##### Data extract

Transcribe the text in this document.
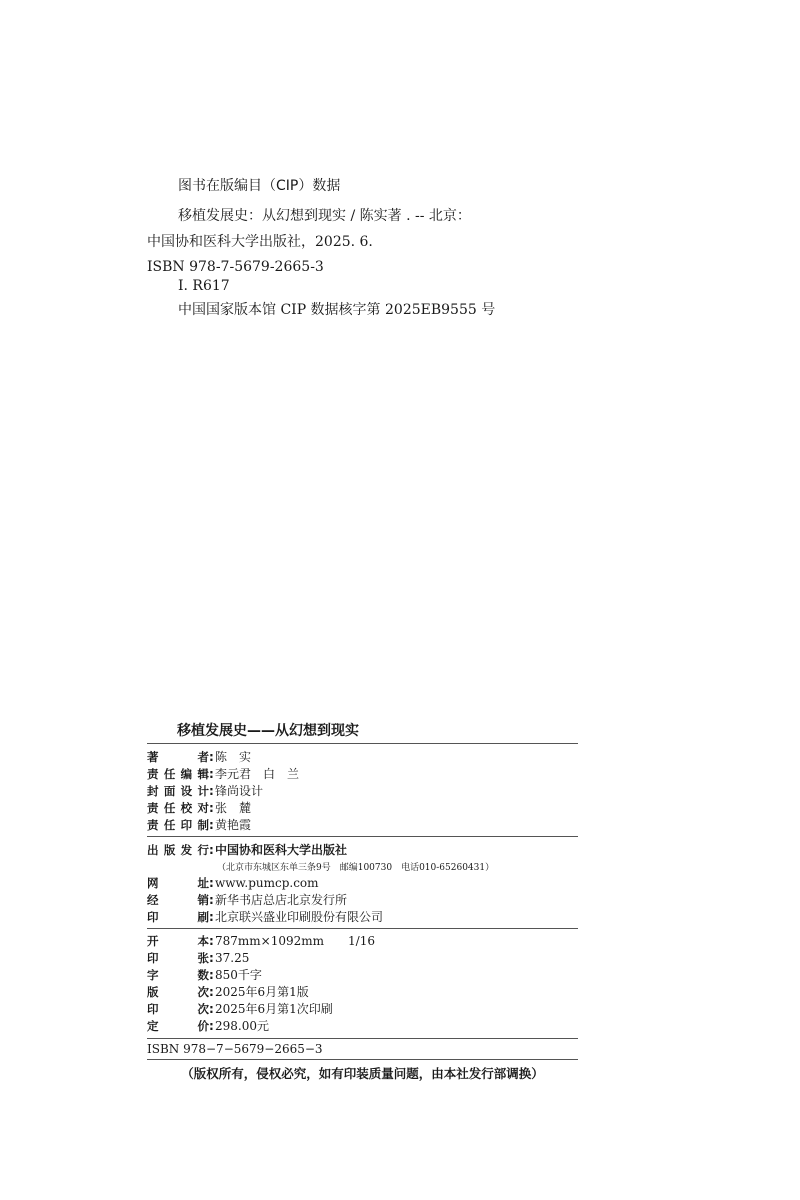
图书在版编目（CIP）数据
移植发展史：从幻想到现实 / 陈实著 . -- 北京：
中国协和医科大学出版社，2025. 6.
ISBN 978-7-5679-2665-3
Ⅰ. R617
中国国家版本馆 CIP 数据核字第 2025EB9555 号
移植发展史——从幻想到现实
著者:陈　实
责任编辑:李元君　白　兰
封面设计:锋尚设计
责任校对:张　麓
责任印制:黄艳霞
出版发行:中国协和医科大学出版社
（北京市东城区东单三条9号　邮编100730　电话010-65260431）
网址:www.pumcp.com
经销:新华书店总店北京发行所
印刷:北京联兴盛业印刷股份有限公司
开本:787mm×1092mm　　1/16
印张:37.25
字数:850千字
版次:2025年6月第1版
印次:2025年6月第1次印刷
定价:298.00元
ISBN 978−7−5679−2665−3
（版权所有，侵权必究，如有印装质量问题，由本社发行部调换）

##########

Given task:
Return only the count of lines in the records that hold the word "中国协和医科大学出版社".

Exercise response:
2